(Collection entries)
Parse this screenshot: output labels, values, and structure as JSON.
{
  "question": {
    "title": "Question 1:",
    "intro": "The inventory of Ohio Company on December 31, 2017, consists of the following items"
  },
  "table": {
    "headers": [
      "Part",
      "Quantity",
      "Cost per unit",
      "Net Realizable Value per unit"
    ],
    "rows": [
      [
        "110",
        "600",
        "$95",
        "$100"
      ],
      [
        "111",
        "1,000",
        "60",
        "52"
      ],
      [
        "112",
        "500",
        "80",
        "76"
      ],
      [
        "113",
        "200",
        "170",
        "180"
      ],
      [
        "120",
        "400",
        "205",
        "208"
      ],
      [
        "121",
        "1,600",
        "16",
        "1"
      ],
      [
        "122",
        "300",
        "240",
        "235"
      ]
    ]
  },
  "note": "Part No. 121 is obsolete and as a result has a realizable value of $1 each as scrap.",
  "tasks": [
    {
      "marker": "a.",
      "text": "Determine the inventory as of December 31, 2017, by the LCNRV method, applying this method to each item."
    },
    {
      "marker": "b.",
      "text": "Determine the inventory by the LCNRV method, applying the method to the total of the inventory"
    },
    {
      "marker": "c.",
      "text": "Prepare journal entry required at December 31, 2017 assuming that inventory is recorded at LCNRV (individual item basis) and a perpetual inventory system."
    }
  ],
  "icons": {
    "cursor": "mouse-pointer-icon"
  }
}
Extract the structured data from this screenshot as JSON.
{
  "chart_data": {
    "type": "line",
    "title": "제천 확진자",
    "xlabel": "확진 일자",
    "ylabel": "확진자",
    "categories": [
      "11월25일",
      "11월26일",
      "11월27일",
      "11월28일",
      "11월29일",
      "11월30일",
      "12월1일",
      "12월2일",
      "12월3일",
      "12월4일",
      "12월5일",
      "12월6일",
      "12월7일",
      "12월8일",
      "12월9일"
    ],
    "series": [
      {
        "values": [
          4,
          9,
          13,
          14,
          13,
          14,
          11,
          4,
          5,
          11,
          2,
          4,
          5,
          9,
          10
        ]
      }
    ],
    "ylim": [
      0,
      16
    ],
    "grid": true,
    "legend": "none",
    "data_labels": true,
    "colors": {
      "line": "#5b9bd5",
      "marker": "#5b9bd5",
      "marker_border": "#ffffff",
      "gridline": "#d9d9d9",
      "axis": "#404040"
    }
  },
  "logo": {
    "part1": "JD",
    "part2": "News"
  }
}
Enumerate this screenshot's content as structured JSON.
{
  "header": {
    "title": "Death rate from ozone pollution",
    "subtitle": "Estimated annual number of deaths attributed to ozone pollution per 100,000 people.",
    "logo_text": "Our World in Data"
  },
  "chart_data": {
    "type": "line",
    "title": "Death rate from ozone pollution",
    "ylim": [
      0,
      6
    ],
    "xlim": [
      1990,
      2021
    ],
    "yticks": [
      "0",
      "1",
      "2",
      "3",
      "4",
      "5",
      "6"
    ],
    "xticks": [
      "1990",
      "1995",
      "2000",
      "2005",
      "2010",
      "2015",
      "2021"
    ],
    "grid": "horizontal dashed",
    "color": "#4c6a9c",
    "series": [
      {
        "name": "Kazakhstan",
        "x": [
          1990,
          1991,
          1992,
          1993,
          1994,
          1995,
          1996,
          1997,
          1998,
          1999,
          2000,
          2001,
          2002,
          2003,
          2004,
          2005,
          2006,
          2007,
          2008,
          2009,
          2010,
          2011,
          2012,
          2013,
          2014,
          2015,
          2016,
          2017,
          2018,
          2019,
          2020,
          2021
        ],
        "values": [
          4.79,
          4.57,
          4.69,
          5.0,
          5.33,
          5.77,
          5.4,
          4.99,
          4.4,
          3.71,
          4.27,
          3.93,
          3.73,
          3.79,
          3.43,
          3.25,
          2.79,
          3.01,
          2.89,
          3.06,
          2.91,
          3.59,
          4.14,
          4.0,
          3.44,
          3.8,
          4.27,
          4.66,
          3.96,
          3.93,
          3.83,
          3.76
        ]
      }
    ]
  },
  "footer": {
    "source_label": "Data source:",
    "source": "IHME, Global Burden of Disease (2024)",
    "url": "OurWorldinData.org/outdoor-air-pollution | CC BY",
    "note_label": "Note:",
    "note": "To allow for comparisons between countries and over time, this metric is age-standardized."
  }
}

# What you will do
Look above for lines with the word "December" and copy them all.

# Exercise answer
    "intro": "The inventory of Ohio Company on December 31, 2017, consists of the following items"
      "text": "Determine the inventory as of December 31, 2017, by the LCNRV method, applying this method to each item."
      "text": "Prepare journal entry required at December 31, 2017 assuming that inventory is recorded at LCNRV (individual item basis) and a perpetual inventory system."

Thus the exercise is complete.